# [REQUIRED WORK]
Gather each line of the records where "users" appears.

# [EXTRACTED INFORMATION]
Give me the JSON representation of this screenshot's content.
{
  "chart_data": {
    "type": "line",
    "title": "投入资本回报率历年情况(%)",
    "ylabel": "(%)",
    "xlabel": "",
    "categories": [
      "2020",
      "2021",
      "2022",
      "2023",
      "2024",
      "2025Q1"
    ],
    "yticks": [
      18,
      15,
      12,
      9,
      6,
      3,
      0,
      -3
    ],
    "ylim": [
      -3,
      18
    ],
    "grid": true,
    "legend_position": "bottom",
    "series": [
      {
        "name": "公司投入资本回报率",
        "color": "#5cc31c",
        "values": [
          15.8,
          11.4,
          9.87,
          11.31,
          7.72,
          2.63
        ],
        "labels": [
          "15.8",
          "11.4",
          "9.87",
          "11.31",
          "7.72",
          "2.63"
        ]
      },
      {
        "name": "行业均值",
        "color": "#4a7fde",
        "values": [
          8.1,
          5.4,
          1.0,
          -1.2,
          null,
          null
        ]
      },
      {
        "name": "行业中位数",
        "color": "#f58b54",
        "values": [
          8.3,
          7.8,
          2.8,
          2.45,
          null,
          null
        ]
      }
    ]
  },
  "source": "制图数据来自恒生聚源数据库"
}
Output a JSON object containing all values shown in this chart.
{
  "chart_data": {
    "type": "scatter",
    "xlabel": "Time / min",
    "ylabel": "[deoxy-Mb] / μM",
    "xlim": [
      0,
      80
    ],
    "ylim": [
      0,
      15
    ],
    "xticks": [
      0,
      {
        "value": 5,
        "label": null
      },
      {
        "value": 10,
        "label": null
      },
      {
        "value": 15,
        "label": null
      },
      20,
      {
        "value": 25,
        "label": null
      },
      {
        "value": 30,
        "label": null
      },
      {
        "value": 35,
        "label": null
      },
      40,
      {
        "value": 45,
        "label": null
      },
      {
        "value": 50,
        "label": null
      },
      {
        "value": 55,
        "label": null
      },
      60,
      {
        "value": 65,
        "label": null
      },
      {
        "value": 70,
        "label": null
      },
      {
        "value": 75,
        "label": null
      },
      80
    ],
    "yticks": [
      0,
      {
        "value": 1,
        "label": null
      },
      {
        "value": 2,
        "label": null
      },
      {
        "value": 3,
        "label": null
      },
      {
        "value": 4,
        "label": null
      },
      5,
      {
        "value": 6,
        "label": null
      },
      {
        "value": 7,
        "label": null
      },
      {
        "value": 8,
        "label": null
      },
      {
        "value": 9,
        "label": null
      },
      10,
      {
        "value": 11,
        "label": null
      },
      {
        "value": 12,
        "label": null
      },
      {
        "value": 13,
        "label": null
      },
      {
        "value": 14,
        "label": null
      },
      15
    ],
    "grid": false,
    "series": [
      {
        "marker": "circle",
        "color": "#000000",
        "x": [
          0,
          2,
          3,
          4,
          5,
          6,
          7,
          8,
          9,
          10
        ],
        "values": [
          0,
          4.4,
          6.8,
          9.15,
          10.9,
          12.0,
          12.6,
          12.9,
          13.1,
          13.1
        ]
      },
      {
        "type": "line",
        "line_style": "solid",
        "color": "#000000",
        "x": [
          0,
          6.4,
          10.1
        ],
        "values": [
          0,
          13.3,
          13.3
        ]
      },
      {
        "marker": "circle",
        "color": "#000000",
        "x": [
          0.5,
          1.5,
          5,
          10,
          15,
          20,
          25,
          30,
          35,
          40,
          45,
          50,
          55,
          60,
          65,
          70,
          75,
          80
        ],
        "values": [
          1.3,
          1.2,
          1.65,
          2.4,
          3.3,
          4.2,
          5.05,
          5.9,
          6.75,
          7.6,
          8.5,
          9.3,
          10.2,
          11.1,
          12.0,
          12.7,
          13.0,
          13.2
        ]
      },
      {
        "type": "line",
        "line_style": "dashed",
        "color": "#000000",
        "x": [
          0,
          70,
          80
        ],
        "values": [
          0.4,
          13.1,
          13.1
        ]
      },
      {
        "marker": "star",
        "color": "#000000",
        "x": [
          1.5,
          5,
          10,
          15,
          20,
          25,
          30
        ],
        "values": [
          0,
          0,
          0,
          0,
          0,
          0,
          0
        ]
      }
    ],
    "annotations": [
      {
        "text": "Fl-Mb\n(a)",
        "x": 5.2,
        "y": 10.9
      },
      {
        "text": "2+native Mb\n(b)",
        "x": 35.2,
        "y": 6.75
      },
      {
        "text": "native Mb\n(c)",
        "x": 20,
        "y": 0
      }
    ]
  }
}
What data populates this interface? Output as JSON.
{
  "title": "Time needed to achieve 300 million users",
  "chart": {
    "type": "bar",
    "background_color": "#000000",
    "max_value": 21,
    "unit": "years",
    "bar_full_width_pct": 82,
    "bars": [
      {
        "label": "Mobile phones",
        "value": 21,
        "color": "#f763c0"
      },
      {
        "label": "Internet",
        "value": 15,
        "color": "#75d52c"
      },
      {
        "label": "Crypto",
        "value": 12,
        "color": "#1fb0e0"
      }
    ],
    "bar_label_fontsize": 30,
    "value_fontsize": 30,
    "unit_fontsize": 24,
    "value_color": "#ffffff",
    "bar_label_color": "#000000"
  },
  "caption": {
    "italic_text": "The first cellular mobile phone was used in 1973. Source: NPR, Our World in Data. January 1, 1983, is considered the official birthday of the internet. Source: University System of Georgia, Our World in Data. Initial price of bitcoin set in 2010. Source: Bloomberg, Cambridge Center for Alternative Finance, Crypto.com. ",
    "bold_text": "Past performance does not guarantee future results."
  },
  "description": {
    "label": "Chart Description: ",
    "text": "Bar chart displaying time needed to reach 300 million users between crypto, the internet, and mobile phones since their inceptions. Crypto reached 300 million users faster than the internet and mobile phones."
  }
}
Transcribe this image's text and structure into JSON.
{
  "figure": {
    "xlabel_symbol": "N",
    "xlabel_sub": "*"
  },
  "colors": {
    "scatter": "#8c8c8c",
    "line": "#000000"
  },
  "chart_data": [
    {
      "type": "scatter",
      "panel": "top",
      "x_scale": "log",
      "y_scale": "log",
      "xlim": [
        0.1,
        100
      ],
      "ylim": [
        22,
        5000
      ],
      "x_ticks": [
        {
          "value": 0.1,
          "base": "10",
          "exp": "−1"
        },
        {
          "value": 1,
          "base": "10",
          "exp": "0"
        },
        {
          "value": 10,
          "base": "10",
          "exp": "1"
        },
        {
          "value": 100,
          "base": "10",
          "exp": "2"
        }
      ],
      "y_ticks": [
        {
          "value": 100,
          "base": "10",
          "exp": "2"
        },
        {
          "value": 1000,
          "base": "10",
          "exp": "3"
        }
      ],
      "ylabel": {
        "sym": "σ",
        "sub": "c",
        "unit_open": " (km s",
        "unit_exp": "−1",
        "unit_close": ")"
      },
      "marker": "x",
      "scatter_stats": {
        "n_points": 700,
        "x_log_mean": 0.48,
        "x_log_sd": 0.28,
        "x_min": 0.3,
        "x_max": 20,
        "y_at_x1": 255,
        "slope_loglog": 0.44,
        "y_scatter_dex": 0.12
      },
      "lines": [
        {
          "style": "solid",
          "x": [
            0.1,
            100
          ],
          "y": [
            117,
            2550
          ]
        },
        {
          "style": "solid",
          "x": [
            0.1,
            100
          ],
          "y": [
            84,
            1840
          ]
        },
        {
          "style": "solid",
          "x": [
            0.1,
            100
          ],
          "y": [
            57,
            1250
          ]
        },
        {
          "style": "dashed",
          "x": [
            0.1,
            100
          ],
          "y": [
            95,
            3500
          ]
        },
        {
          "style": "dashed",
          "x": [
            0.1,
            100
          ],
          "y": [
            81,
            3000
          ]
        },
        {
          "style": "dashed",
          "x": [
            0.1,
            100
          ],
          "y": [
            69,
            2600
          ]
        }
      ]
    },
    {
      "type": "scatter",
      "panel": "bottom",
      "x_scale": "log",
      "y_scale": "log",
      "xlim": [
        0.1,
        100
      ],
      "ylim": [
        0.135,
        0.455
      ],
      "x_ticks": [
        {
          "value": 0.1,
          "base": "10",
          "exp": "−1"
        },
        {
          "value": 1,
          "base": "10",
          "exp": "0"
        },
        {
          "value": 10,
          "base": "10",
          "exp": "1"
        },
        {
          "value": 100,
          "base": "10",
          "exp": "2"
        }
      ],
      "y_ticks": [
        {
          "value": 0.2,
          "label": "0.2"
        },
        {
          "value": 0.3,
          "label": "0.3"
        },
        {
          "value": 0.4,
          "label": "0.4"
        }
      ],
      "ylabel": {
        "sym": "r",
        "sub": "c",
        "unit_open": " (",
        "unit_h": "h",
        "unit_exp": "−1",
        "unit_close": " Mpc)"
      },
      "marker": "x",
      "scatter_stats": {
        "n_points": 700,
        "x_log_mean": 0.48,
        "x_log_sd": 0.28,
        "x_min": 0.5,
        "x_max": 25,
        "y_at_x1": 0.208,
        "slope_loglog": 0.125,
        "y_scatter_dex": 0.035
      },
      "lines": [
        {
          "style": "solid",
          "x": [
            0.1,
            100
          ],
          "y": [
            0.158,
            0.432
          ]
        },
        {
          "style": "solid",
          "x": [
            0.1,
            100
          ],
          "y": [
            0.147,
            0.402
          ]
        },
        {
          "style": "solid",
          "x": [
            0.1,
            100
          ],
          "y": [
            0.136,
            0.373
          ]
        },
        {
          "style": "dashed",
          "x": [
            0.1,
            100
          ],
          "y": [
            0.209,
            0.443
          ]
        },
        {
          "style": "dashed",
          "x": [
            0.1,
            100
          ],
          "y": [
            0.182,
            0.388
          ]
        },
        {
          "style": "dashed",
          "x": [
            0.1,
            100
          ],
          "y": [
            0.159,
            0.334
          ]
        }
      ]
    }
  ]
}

# [TASK RESULT]
  "title": "Time needed to achieve 300 million users",
    "text": "Bar chart displaying time needed to reach 300 million users between crypto, the internet, and mobile phones since their inceptions. Crypto reached 300 million users faster than the internet and mobile phones."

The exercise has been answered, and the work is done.